Records from a data collection
---+---

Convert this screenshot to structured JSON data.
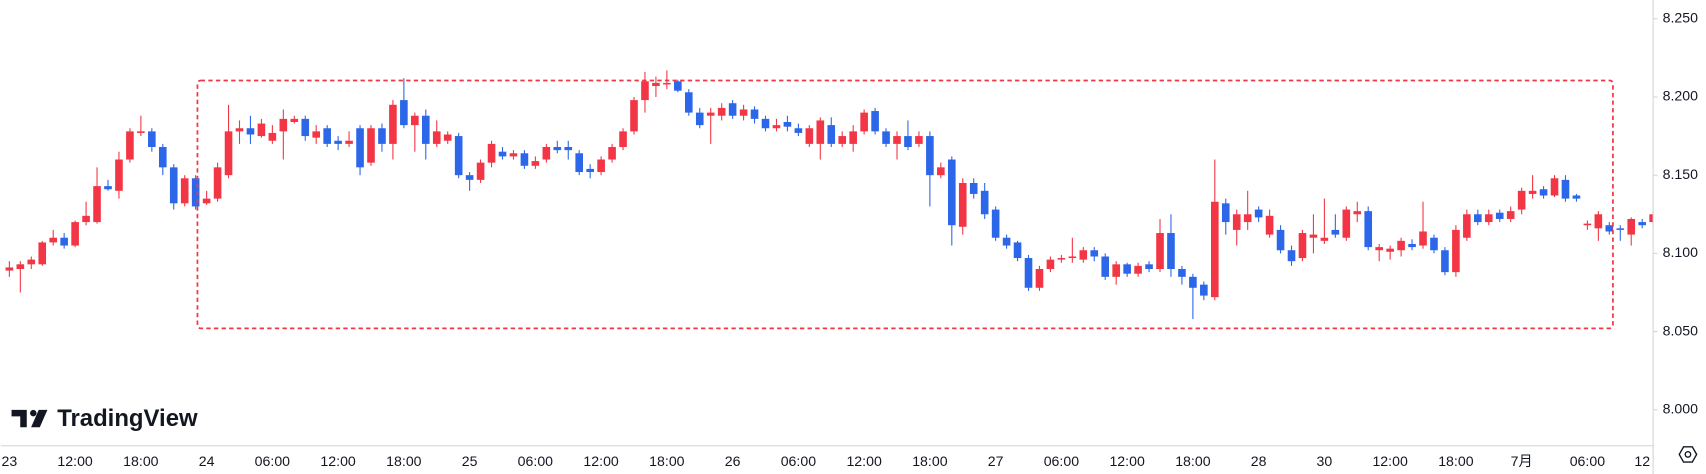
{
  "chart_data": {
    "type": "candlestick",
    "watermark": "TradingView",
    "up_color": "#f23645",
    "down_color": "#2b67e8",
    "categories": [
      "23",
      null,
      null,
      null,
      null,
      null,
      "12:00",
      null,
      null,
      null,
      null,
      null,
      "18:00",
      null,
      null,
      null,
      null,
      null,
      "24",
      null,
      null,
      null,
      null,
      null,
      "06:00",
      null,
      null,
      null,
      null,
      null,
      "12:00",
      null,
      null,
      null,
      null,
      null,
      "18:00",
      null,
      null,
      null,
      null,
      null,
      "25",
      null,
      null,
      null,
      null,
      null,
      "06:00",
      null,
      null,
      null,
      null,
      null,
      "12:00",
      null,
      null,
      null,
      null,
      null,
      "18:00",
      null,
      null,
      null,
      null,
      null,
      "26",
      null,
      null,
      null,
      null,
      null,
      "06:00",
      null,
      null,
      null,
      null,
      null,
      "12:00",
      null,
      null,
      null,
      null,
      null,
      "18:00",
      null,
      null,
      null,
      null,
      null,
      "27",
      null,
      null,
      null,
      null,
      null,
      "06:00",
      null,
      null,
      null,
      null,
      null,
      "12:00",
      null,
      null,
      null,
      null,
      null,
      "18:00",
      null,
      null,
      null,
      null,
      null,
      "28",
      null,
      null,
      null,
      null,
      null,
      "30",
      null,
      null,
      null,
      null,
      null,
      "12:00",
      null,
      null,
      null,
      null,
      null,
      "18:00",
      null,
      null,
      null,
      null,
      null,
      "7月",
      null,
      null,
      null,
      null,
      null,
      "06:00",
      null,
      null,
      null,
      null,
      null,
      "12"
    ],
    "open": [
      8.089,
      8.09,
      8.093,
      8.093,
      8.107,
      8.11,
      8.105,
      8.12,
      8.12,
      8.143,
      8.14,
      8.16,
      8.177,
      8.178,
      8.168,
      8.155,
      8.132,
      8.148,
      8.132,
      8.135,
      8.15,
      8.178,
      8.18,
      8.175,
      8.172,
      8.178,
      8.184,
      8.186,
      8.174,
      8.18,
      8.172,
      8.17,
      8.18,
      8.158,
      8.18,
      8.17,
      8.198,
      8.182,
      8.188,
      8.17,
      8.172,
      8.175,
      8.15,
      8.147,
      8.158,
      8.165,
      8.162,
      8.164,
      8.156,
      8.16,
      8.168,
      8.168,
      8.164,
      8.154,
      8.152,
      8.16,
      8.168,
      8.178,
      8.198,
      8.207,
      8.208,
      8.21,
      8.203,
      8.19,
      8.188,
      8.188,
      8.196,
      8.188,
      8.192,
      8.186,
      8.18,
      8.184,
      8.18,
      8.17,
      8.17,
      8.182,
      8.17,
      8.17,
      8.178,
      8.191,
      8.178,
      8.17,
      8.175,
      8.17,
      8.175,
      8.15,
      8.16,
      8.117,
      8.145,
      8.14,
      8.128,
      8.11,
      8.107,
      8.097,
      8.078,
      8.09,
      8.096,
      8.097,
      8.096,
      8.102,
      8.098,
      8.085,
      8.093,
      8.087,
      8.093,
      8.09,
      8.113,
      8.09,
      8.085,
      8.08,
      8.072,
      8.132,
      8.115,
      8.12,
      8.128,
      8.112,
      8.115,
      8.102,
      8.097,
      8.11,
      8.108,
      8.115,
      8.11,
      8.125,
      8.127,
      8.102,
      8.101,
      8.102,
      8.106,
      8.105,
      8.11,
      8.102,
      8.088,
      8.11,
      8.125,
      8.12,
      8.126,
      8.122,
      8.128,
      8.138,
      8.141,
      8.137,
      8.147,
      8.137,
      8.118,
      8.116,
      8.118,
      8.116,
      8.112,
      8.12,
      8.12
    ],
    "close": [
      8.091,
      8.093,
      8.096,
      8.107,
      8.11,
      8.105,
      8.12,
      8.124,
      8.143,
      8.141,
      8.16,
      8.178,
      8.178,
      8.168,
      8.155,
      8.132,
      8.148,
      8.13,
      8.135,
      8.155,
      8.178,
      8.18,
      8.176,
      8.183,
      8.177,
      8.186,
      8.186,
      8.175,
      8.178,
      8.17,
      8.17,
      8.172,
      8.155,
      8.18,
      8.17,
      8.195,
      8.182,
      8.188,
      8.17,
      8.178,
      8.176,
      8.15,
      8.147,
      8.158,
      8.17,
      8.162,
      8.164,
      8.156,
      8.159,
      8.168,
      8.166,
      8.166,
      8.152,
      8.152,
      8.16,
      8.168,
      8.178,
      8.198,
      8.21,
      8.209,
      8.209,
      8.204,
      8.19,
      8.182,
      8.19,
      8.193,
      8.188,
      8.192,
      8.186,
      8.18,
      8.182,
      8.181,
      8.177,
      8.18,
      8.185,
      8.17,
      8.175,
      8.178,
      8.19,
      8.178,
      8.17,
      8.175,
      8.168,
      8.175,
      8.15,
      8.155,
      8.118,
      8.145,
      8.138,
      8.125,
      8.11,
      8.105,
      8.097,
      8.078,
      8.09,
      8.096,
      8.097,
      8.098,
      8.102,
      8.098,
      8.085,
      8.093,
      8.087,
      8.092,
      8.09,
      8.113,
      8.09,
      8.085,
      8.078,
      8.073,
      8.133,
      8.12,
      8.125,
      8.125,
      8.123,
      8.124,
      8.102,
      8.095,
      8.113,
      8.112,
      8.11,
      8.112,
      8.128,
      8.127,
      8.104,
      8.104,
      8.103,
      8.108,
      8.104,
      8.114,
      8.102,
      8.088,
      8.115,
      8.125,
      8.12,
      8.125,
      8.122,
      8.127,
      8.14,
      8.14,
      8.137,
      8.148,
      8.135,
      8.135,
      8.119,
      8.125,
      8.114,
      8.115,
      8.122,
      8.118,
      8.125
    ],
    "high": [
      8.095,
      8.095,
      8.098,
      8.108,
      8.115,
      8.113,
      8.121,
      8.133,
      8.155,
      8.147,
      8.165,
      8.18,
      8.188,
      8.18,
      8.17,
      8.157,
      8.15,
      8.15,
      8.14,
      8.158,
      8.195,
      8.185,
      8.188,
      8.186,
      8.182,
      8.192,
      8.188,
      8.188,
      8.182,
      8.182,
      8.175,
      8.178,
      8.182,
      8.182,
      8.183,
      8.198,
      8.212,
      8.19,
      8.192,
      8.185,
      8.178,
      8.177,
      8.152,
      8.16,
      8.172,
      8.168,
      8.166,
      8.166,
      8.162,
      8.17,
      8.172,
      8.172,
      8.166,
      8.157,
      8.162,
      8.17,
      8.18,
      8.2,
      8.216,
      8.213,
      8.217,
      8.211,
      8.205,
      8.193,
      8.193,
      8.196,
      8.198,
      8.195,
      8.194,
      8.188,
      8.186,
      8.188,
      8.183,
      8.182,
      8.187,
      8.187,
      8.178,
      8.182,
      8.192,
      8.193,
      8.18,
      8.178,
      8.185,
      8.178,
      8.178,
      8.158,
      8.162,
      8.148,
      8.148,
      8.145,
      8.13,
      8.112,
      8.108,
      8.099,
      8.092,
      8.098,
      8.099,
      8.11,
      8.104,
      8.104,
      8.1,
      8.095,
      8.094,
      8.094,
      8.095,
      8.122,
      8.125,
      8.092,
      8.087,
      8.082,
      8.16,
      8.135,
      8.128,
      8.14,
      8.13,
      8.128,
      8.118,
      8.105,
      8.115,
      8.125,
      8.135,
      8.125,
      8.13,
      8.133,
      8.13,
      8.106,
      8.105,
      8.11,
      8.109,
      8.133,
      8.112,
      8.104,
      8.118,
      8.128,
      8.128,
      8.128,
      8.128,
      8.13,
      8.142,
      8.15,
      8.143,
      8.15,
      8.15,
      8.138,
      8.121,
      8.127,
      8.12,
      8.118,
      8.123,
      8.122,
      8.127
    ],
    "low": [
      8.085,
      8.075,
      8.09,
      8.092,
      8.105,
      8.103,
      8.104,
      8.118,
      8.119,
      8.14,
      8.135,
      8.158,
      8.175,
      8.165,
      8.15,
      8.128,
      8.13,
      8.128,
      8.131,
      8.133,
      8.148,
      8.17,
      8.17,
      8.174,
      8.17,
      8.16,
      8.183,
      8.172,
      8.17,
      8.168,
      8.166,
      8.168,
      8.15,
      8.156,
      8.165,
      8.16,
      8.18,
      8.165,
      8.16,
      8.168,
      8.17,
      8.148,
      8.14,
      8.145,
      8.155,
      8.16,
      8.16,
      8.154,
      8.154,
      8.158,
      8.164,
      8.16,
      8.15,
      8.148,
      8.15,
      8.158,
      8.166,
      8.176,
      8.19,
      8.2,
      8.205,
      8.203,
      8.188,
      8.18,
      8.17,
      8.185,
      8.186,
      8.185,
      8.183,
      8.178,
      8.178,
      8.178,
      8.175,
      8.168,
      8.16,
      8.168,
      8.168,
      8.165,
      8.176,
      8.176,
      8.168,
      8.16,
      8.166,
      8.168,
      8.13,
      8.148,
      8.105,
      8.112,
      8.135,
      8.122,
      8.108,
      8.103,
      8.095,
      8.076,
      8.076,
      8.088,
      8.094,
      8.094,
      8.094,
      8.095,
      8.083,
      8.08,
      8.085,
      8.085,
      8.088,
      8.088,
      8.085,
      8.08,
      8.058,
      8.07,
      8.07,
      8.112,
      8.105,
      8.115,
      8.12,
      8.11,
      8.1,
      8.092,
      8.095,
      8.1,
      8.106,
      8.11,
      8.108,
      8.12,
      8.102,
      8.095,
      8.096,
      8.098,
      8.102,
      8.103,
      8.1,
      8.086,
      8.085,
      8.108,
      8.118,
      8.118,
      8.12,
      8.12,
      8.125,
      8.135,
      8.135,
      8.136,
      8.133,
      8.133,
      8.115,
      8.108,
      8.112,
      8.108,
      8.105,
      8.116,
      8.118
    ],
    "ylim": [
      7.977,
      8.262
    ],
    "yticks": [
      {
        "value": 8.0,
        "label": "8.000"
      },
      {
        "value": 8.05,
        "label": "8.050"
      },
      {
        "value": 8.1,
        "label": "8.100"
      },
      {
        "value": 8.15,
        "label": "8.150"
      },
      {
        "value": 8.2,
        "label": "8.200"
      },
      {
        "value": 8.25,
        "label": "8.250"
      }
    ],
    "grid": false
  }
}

---+---

■ INSTRUCTION ■
Out of the material above, gather each line where "value" appears.

■ SOLUTION ■
        "value": 8.0,
        "value": 8.05,
        "value": 8.1,
        "value": 8.15,
        "value": 8.2,
        "value": 8.25,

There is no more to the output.